Put the lines of the records from the start through the line containing "gridlines xyxy=(87,13,639,317)" into a numbered list, skipping any blank lines.

-------- THE INPUT --------

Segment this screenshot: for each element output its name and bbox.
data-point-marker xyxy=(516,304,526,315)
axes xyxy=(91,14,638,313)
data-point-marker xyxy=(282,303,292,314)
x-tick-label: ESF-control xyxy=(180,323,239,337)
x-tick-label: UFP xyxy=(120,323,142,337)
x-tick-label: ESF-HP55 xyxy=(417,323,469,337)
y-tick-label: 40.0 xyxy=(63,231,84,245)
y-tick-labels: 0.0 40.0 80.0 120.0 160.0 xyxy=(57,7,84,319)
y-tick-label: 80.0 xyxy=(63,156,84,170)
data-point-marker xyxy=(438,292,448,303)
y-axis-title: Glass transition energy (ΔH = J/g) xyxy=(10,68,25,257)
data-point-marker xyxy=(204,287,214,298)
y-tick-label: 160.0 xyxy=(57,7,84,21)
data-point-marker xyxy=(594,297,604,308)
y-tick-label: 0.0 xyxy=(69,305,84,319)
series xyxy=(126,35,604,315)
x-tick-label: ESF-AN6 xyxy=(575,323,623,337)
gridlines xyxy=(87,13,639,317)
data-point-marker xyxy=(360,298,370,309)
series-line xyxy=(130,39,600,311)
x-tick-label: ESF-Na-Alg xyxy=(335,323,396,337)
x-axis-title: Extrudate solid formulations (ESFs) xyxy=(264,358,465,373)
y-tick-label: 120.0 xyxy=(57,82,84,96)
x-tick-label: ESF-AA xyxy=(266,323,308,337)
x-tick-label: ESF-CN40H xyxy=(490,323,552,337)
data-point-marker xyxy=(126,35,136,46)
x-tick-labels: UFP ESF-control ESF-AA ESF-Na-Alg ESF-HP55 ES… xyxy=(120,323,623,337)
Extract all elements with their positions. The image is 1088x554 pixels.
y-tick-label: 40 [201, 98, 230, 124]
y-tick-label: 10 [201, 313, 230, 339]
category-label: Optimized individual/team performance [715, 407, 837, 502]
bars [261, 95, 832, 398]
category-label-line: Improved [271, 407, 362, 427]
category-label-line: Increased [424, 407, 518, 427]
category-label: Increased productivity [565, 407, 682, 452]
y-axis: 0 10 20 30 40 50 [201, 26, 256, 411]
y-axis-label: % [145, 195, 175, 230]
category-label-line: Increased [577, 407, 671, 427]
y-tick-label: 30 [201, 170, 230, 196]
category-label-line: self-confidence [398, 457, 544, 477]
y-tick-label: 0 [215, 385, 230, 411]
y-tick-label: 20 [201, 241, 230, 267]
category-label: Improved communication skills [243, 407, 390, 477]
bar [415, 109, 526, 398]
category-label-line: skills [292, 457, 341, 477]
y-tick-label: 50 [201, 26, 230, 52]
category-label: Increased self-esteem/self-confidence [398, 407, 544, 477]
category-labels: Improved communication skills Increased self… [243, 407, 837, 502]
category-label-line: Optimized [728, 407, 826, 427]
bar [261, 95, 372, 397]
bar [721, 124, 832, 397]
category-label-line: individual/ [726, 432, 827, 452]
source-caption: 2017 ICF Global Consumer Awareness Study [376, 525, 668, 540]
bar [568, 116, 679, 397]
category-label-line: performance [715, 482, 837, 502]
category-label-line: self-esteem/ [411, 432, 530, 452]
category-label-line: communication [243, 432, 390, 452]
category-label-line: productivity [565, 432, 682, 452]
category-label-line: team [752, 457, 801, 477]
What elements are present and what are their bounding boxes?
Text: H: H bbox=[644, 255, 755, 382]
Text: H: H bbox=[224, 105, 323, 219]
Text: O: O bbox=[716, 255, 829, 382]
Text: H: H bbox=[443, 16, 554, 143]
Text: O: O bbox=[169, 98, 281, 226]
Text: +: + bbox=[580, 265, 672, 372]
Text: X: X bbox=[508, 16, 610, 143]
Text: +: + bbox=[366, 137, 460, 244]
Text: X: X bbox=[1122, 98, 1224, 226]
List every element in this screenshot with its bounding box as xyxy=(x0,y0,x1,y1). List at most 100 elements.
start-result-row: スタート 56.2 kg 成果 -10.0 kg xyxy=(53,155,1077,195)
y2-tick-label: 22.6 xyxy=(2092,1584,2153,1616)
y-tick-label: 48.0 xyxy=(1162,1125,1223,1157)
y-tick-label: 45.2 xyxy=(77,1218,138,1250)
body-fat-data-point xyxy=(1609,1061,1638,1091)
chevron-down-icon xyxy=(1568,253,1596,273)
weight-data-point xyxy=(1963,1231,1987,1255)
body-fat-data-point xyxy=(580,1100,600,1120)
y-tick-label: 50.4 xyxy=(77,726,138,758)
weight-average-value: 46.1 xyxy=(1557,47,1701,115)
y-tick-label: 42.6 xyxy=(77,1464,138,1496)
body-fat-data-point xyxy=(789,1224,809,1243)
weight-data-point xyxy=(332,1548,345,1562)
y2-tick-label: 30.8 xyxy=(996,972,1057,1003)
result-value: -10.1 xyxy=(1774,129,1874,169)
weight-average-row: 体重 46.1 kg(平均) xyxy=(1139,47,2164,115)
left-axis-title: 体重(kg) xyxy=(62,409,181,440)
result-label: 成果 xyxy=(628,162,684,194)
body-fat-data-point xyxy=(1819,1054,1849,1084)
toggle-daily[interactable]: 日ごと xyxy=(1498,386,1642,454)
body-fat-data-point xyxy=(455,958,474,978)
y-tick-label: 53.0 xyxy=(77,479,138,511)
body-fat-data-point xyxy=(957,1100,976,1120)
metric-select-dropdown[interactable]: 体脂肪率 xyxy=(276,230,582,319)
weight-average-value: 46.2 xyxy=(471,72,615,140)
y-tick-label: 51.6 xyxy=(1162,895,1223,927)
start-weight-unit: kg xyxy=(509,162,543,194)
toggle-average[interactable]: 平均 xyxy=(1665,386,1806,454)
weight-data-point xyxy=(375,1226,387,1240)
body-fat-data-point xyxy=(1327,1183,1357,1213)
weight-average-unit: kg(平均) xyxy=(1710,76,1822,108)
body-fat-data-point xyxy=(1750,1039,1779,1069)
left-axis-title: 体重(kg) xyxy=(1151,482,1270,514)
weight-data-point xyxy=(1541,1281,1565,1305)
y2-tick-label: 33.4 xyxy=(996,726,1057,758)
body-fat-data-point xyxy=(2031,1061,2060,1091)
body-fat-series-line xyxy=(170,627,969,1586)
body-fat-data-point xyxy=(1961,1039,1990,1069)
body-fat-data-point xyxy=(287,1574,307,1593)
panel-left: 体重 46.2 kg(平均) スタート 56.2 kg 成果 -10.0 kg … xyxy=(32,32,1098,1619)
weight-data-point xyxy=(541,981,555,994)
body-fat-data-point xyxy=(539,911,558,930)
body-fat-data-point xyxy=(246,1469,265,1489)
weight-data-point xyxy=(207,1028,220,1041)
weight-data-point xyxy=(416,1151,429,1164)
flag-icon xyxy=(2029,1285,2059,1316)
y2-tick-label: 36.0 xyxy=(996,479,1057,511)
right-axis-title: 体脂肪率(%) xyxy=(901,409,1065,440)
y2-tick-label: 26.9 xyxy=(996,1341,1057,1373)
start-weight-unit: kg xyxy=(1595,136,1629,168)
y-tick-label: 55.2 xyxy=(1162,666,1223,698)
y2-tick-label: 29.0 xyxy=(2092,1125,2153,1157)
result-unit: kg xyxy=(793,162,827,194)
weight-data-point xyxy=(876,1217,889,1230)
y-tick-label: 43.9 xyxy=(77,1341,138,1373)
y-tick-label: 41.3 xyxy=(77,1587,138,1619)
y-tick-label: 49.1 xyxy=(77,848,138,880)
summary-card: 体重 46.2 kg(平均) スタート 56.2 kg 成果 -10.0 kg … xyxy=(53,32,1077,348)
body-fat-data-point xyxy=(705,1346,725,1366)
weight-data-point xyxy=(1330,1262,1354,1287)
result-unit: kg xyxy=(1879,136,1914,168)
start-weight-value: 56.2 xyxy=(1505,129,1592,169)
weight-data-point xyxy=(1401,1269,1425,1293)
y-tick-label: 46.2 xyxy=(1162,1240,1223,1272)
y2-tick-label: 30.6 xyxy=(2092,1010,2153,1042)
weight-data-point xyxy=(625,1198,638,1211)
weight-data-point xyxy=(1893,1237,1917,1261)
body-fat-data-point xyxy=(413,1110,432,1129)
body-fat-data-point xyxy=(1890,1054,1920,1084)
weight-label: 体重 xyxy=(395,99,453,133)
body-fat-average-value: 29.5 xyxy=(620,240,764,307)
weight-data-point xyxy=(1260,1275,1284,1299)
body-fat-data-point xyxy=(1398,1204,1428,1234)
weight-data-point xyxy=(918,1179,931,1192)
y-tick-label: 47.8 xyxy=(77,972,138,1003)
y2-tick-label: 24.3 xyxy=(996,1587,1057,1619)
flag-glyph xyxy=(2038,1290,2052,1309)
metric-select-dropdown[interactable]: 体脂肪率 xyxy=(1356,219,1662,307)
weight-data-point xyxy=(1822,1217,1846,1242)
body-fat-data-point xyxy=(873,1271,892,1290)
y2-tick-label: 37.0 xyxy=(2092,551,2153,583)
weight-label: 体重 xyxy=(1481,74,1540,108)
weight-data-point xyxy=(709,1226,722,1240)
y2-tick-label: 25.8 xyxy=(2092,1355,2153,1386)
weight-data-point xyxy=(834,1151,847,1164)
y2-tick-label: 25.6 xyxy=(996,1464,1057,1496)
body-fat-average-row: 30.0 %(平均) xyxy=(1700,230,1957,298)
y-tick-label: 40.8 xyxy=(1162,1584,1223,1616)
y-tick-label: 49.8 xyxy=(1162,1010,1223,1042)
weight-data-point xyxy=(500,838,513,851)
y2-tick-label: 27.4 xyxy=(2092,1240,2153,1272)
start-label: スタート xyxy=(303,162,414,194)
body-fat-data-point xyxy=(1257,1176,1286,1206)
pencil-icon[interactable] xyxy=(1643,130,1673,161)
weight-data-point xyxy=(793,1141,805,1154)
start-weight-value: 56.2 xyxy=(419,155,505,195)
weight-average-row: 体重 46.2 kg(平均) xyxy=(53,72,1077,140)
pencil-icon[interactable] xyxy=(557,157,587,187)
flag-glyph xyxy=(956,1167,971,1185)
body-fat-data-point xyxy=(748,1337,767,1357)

--------

**ANSWER FOR THIS EXERCISE**
1. Segment this screenshot: for each element output its name and bbox.
2. data-point-marker xyxy=(516,304,526,315)
3. axes xyxy=(91,14,638,313)
4. data-point-marker xyxy=(282,303,292,314)
5. x-tick-label: ESF-control xyxy=(180,323,239,337)
6. x-tick-label: UFP xyxy=(120,323,142,337)
7. x-tick-label: ESF-HP55 xyxy=(417,323,469,337)
8. y-tick-label: 40.0 xyxy=(63,231,84,245)
9. y-tick-labels: 0.0 40.0 80.0 120.0 160.0 xyxy=(57,7,84,319)
10. y-tick-label: 80.0 xyxy=(63,156,84,170)
11. data-point-marker xyxy=(438,292,448,303)
12. y-axis-title: Glass transition energy (ΔH = J/g) xyxy=(10,68,25,257)
13. data-point-marker xyxy=(204,287,214,298)
14. y-tick-label: 160.0 xyxy=(57,7,84,21)
15. data-point-marker xyxy=(594,297,604,308)
16. y-tick-label: 0.0 xyxy=(69,305,84,319)
17. series xyxy=(126,35,604,315)
18. x-tick-label: ESF-AN6 xyxy=(575,323,623,337)
19. gridlines xyxy=(87,13,639,317)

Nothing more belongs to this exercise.